Leave out the images; return the rest of the data exactly.
**** Raw data
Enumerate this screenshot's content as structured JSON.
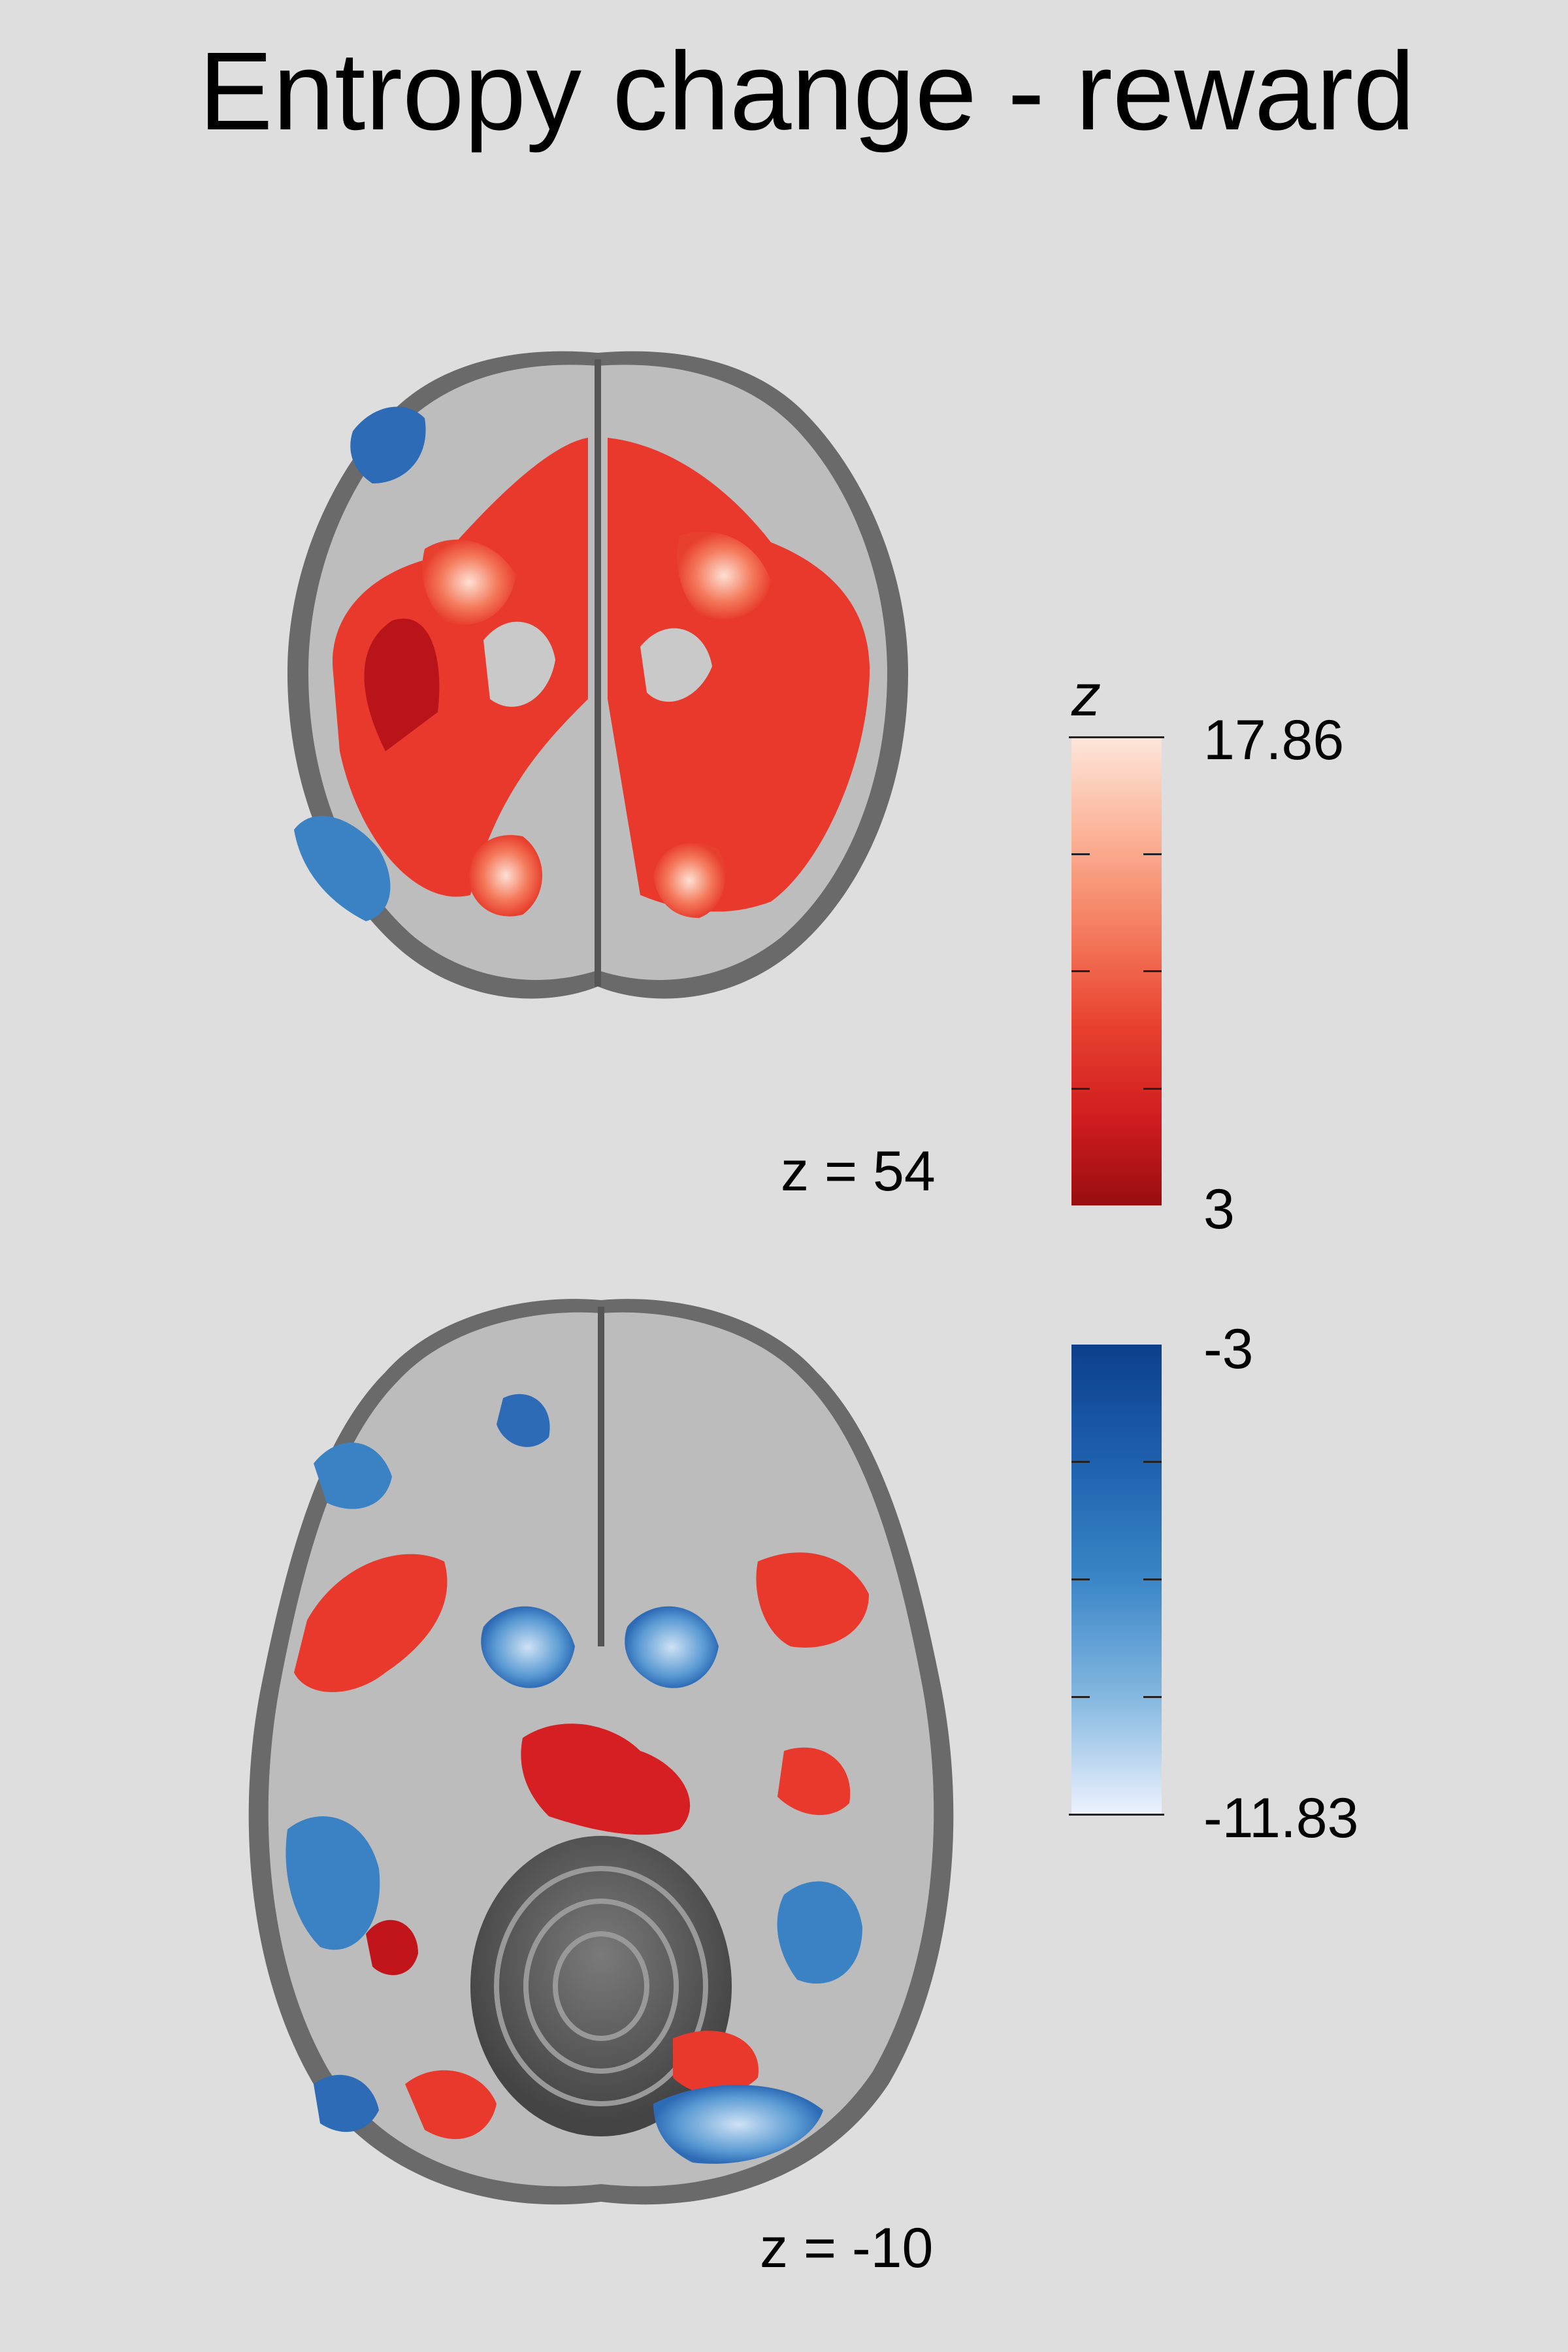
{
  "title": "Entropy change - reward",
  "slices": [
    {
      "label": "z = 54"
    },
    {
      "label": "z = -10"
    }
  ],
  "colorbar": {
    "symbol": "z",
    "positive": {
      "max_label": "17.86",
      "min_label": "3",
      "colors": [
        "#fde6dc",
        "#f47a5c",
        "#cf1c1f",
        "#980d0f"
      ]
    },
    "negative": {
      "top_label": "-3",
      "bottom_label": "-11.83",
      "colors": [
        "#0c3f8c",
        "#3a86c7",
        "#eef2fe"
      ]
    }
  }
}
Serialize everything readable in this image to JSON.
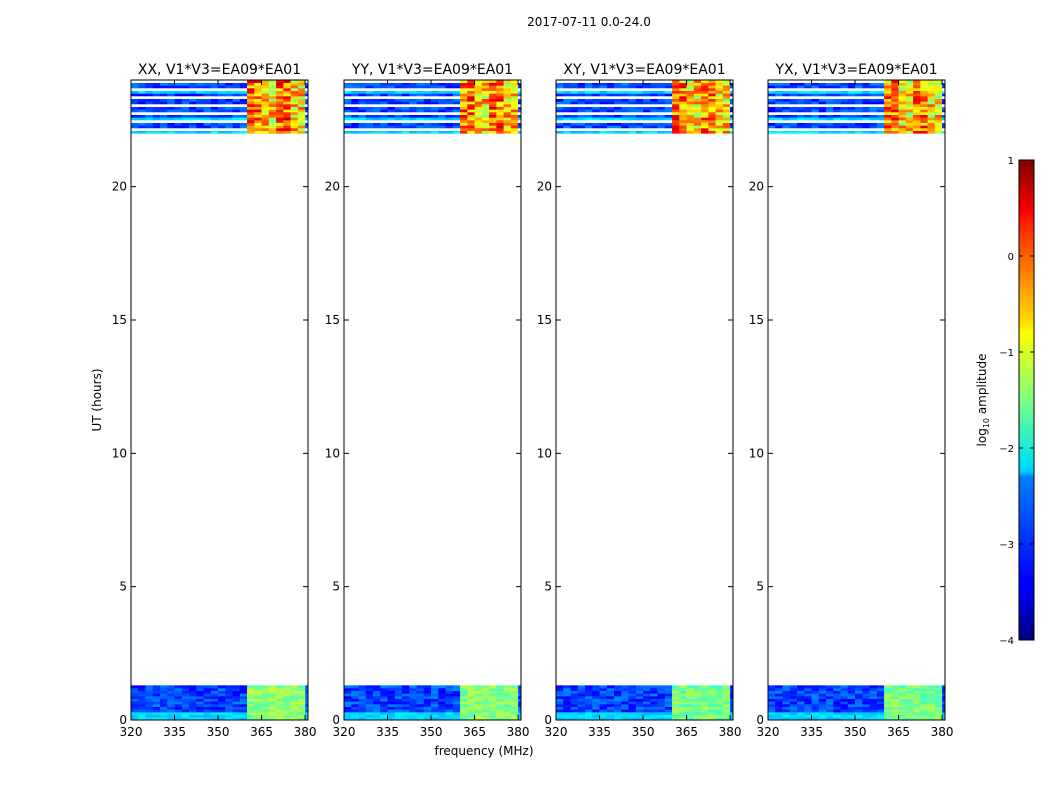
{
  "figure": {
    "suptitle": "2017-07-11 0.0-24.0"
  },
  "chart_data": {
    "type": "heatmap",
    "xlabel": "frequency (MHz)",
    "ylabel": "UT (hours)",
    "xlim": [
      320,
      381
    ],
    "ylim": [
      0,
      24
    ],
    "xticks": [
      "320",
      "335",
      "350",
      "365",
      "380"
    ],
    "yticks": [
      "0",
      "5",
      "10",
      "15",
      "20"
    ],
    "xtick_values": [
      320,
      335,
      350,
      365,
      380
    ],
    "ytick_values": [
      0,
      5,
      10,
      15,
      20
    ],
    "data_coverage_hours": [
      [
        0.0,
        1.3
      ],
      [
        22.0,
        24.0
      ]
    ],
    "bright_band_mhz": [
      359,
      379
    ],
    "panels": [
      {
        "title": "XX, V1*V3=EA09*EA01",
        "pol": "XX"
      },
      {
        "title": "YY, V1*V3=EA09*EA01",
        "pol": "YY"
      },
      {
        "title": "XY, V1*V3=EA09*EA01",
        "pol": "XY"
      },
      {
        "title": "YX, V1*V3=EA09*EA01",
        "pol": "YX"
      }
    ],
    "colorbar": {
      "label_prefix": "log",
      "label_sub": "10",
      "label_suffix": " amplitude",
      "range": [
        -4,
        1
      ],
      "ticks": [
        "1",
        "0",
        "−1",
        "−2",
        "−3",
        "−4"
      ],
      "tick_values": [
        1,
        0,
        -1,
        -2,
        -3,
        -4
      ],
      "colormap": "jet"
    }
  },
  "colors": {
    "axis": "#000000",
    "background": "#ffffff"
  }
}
********
Solution to the problem
Enumerate this screenshot's content as structured JSON.
{
  "title": "Entropy change - reward",
  "slices": [
    {
      "label": "z = 54"
    },
    {
      "label": "z = -10"
    }
  ],
  "colorbar": {
    "symbol": "z",
    "positive": {
      "max_label": "17.86",
      "min_label": "3",
      "colors": [
        "#fde6dc",
        "#f47a5c",
        "#cf1c1f",
        "#980d0f"
      ]
    },
    "negative": {
      "top_label": "-3",
      "bottom_label": "-11.83",
      "colors": [
        "#0c3f8c",
        "#3a86c7",
        "#eef2fe"
      ]
    }
  }
}
Serialize everything readable in this image to JSON.
{
  "figure": {
    "suptitle": "2017-07-11 0.0-24.0"
  },
  "chart_data": {
    "type": "heatmap",
    "xlabel": "frequency (MHz)",
    "ylabel": "UT (hours)",
    "xlim": [
      320,
      381
    ],
    "ylim": [
      0,
      24
    ],
    "xticks": [
      "320",
      "335",
      "350",
      "365",
      "380"
    ],
    "yticks": [
      "0",
      "5",
      "10",
      "15",
      "20"
    ],
    "xtick_values": [
      320,
      335,
      350,
      365,
      380
    ],
    "ytick_values": [
      0,
      5,
      10,
      15,
      20
    ],
    "data_coverage_hours": [
      [
        0.0,
        1.3
      ],
      [
        22.0,
        24.0
      ]
    ],
    "bright_band_mhz": [
      359,
      379
    ],
    "panels": [
      {
        "title": "XX, V1*V3=EA09*EA01",
        "pol": "XX"
      },
      {
        "title": "YY, V1*V3=EA09*EA01",
        "pol": "YY"
      },
      {
        "title": "XY, V1*V3=EA09*EA01",
        "pol": "XY"
      },
      {
        "title": "YX, V1*V3=EA09*EA01",
        "pol": "YX"
      }
    ],
    "colorbar": {
      "label_prefix": "log",
      "label_sub": "10",
      "label_suffix": " amplitude",
      "range": [
        -4,
        1
      ],
      "ticks": [
        "1",
        "0",
        "−1",
        "−2",
        "−3",
        "−4"
      ],
      "tick_values": [
        1,
        0,
        -1,
        -2,
        -3,
        -4
      ],
      "colormap": "jet"
    }
  },
  "colors": {
    "axis": "#000000",
    "background": "#ffffff"
  }
}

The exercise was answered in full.